● **Objective**: Select all lines in the records that include "deleting".

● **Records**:

|---|

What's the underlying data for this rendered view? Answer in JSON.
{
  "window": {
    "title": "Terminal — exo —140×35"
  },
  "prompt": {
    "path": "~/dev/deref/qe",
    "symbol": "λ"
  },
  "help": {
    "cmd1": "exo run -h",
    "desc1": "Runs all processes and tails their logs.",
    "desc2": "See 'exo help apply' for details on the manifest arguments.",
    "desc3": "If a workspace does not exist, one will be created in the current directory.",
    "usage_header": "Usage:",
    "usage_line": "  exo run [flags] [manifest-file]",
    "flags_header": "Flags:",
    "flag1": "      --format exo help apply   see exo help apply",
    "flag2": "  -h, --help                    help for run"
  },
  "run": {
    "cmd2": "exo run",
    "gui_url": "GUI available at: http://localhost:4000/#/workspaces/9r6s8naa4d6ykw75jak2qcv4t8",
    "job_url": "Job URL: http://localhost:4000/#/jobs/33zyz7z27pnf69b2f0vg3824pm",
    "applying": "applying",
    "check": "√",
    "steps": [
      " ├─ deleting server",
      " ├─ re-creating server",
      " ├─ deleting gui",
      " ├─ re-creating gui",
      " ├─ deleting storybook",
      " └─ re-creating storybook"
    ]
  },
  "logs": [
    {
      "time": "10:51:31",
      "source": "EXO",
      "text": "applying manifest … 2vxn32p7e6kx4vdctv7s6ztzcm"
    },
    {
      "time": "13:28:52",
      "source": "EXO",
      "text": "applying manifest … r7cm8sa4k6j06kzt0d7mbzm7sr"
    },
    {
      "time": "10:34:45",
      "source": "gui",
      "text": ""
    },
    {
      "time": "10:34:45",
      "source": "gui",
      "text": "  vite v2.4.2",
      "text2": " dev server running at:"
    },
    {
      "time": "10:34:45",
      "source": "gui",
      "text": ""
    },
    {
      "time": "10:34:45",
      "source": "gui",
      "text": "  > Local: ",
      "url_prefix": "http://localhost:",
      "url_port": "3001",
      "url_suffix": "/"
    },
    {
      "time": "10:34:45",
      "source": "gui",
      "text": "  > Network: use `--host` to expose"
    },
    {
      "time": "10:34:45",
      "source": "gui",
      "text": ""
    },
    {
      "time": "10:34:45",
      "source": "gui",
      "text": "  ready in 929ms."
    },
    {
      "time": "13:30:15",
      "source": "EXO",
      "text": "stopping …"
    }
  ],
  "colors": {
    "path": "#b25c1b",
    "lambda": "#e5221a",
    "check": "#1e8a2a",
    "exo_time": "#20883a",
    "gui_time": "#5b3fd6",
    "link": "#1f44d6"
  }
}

|---|

● **Written reply**:
      " ├─ deleting server",
      " ├─ deleting gui",
      " ├─ deleting storybook",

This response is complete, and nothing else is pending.